-------- Information provided --------
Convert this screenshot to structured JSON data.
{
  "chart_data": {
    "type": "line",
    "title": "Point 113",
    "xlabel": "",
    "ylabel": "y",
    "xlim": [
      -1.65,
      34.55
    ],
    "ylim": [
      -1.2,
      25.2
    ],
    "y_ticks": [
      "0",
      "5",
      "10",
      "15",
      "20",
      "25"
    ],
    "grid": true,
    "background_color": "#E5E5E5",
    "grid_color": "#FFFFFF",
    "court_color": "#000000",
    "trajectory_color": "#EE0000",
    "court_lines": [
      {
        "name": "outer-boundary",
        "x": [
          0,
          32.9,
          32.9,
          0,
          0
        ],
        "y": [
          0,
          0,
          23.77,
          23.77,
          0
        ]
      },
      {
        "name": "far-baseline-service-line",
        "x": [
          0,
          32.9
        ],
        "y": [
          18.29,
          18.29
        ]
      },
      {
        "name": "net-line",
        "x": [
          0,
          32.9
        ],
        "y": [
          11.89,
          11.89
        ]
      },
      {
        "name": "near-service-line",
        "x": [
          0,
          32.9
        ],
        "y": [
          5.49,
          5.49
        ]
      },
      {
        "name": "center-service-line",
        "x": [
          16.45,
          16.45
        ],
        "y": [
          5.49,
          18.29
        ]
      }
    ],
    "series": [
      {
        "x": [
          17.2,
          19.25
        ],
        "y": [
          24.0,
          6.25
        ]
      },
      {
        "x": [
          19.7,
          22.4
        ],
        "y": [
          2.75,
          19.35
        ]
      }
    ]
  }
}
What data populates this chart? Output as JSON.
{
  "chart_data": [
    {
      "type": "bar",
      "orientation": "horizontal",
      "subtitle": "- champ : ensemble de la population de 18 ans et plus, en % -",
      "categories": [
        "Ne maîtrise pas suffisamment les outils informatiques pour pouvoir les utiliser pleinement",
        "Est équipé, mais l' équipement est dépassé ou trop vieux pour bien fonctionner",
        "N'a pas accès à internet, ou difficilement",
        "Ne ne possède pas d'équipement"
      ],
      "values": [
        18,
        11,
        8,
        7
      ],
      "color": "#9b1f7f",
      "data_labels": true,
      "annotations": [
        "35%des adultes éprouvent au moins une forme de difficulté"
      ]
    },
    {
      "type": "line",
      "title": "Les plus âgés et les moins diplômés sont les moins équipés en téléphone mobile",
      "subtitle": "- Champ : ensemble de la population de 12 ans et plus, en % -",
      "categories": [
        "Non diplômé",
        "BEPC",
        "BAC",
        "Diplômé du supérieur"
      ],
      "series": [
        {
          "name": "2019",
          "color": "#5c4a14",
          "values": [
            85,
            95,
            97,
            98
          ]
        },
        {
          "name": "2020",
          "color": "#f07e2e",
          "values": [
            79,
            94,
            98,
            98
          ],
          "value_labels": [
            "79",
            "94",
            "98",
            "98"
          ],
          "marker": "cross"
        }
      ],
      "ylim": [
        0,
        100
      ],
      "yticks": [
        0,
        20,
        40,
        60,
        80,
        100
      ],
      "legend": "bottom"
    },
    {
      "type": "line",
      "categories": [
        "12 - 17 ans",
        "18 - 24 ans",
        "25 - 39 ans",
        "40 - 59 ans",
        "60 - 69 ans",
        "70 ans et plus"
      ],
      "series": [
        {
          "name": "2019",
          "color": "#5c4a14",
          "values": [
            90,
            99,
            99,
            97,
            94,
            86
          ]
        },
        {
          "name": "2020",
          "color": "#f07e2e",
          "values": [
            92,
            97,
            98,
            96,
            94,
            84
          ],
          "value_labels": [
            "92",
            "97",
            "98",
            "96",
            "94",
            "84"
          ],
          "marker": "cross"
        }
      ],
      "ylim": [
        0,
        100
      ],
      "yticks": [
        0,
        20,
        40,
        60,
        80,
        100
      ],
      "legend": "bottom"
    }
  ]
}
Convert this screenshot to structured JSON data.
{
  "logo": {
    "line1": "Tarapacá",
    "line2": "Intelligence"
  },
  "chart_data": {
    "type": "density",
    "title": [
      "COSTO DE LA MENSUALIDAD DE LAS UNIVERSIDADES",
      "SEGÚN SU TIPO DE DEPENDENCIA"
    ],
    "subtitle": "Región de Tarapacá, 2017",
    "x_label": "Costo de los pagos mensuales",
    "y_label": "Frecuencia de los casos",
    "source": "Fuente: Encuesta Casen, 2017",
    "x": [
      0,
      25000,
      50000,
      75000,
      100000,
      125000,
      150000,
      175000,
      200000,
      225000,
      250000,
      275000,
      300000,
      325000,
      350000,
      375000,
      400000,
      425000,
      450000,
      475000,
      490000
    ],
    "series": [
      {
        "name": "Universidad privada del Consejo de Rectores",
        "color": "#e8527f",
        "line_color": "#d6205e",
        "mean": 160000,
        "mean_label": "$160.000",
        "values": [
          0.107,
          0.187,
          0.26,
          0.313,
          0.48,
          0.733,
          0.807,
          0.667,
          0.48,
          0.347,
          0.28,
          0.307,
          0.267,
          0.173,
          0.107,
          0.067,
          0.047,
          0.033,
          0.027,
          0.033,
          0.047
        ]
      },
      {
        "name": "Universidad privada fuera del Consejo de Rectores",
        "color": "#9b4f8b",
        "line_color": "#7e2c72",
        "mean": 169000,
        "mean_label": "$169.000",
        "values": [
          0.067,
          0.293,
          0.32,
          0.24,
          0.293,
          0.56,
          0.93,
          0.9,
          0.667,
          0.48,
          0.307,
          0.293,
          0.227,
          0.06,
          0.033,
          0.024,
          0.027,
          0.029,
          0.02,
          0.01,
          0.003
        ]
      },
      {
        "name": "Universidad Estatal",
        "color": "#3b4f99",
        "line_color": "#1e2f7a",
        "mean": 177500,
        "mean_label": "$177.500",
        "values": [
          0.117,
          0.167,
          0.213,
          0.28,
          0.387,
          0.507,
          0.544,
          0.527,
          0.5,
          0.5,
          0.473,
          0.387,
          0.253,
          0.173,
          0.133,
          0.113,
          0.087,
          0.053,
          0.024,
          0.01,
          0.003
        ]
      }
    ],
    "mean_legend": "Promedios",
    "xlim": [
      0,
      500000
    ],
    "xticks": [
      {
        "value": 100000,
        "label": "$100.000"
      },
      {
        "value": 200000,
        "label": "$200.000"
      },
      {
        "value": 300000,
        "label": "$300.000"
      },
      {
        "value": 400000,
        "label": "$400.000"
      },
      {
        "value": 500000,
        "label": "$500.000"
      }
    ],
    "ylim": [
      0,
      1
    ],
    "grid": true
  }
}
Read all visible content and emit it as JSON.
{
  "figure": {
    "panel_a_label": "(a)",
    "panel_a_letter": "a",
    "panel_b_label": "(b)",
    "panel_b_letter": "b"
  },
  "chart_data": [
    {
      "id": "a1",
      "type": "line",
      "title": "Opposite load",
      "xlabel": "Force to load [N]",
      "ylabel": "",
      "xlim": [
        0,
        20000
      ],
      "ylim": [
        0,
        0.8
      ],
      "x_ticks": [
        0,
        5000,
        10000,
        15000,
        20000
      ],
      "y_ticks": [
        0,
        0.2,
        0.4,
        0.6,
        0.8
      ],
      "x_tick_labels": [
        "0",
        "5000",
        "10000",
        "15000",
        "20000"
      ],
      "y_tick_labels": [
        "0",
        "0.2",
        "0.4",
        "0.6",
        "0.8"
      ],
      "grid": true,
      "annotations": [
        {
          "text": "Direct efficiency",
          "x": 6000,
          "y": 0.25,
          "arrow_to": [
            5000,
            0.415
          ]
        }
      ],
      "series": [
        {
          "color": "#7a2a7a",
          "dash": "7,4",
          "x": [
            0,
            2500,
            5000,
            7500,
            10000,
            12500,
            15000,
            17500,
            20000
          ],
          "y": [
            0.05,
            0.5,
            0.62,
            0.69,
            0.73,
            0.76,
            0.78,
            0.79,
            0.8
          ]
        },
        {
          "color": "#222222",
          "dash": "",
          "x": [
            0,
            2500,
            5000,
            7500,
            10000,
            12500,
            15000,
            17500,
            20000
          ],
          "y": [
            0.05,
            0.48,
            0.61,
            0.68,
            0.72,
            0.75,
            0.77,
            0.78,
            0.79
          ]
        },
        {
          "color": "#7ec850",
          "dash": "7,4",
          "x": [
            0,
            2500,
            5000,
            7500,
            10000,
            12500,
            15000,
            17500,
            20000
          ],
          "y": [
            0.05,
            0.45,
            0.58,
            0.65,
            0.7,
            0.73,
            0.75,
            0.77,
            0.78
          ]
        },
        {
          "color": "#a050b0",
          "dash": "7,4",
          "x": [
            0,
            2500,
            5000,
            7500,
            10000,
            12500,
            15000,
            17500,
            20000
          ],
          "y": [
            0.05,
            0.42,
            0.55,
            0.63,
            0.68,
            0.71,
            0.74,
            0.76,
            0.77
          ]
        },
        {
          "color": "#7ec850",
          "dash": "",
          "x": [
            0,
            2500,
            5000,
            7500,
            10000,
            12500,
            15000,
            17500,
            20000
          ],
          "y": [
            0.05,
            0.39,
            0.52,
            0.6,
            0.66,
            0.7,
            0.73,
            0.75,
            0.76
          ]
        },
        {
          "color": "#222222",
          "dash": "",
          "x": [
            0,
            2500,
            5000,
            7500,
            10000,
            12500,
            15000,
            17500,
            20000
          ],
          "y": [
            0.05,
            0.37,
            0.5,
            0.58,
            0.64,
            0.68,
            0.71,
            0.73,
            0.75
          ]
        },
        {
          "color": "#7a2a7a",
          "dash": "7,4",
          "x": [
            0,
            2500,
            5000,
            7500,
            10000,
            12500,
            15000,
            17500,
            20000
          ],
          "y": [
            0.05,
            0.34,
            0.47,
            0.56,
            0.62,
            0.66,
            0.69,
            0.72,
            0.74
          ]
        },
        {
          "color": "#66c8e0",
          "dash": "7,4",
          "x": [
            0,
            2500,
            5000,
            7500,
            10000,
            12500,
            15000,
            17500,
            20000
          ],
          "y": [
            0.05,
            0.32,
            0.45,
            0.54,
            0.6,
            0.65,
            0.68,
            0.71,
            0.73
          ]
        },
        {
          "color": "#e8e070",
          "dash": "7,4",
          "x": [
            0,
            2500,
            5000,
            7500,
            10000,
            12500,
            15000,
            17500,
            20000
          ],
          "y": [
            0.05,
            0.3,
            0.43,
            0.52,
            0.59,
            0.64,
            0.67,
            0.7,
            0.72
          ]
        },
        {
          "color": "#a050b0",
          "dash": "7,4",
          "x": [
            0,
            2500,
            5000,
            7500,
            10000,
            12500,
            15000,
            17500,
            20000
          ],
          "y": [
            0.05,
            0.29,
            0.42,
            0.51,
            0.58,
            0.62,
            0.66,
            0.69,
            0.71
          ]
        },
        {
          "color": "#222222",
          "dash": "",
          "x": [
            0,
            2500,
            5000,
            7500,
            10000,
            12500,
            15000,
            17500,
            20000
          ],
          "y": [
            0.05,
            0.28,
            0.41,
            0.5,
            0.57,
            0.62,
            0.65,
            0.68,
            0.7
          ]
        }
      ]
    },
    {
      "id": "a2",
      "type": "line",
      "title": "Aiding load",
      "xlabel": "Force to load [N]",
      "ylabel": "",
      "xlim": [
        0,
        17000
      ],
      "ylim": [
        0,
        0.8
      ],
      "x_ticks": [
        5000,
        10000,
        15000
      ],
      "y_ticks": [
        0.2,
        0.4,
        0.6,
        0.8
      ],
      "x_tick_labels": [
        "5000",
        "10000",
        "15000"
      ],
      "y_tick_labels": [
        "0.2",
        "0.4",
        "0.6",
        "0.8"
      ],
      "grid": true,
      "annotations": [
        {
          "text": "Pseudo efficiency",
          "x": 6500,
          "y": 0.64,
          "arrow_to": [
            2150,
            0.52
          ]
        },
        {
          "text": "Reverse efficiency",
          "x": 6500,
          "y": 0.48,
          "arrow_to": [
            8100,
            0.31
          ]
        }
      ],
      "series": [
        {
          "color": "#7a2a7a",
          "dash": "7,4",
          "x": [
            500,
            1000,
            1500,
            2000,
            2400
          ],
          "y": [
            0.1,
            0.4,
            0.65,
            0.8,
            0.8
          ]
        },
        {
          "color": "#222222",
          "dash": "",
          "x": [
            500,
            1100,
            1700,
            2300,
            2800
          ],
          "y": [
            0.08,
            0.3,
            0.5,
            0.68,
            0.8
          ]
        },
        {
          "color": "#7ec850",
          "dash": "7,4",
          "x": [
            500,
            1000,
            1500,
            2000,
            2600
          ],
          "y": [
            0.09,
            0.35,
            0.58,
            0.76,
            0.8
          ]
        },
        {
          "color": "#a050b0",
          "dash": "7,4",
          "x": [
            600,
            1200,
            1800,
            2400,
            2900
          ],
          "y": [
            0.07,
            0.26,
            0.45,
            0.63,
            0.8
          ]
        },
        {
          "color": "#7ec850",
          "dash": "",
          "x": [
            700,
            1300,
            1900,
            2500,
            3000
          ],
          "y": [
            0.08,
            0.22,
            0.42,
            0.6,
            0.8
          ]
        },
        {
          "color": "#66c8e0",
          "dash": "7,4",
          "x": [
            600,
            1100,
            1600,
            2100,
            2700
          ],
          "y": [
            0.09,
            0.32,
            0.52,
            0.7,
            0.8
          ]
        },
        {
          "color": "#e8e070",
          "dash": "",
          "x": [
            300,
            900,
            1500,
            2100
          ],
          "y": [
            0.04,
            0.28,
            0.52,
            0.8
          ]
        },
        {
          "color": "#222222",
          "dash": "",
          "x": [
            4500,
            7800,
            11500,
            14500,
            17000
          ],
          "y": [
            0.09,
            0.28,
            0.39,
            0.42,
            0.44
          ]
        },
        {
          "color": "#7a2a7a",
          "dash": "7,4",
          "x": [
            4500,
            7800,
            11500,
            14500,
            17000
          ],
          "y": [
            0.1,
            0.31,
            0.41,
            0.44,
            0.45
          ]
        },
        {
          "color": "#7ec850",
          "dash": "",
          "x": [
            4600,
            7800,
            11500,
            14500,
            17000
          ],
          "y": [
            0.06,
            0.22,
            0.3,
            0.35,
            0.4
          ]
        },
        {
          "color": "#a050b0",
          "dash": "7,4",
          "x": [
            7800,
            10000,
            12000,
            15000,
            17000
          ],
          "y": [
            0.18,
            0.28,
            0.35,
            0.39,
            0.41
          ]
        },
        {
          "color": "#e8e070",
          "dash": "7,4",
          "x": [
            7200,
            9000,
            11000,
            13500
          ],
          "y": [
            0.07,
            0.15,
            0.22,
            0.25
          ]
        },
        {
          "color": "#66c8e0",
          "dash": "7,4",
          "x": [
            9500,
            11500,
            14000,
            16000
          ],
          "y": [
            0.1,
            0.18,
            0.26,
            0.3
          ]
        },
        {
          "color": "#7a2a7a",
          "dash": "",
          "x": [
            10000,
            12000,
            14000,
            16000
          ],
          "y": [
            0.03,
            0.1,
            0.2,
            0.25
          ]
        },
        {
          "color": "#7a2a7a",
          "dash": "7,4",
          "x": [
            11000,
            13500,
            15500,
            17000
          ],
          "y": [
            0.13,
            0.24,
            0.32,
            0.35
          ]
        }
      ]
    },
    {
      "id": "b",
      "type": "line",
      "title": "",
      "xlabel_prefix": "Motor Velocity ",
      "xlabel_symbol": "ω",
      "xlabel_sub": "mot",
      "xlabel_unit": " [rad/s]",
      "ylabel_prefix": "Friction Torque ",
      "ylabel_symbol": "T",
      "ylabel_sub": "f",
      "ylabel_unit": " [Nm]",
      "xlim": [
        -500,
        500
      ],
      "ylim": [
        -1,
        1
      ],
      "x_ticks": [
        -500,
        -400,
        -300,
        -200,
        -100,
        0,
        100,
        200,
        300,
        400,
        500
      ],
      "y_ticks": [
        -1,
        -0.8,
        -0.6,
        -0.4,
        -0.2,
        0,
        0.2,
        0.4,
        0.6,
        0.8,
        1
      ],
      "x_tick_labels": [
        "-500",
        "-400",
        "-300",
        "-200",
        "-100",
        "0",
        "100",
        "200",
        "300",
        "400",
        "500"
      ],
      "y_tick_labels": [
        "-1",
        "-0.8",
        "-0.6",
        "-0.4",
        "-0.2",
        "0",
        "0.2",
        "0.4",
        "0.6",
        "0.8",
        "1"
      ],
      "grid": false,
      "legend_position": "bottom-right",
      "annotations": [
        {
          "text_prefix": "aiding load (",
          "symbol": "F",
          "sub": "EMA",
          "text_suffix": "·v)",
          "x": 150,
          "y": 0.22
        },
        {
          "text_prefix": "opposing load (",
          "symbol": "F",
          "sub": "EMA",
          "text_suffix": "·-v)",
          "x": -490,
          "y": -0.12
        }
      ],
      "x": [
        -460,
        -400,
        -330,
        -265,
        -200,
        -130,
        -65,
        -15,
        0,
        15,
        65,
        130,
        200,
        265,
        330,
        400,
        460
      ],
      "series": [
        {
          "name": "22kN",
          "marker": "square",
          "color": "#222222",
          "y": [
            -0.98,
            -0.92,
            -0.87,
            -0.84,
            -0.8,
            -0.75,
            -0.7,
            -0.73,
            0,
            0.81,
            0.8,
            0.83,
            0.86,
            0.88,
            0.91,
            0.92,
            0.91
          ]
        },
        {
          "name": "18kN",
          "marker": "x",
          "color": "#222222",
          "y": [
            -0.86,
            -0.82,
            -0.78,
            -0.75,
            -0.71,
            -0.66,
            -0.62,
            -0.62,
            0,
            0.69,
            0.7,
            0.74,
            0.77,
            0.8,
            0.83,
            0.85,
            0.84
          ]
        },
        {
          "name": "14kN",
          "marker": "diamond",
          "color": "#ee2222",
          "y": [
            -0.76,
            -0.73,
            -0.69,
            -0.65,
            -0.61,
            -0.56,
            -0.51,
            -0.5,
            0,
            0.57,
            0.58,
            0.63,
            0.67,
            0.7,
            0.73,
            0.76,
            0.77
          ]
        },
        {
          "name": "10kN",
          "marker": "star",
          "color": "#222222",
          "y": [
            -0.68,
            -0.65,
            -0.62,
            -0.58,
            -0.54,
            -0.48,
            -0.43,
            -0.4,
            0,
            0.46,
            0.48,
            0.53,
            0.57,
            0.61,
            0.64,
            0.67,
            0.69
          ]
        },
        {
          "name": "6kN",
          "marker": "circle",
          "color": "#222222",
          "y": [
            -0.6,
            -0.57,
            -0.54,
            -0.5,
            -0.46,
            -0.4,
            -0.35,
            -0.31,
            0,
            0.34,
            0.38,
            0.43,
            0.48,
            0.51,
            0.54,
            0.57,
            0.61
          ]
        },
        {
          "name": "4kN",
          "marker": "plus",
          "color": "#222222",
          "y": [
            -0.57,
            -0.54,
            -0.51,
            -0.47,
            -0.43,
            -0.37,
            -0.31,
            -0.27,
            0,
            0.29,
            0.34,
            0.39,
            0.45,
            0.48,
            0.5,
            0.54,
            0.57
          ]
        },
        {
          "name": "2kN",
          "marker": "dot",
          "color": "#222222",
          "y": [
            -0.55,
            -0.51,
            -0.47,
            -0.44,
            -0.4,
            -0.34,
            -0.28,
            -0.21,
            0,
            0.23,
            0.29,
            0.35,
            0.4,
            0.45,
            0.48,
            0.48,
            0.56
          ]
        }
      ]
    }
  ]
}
--------
What you will do:
Write out each line of the data that holds the string "privada".

Correct result:
        "name": "Universidad privada del Consejo de Rectores",
        "name": "Universidad privada fuera del Consejo de Rectores",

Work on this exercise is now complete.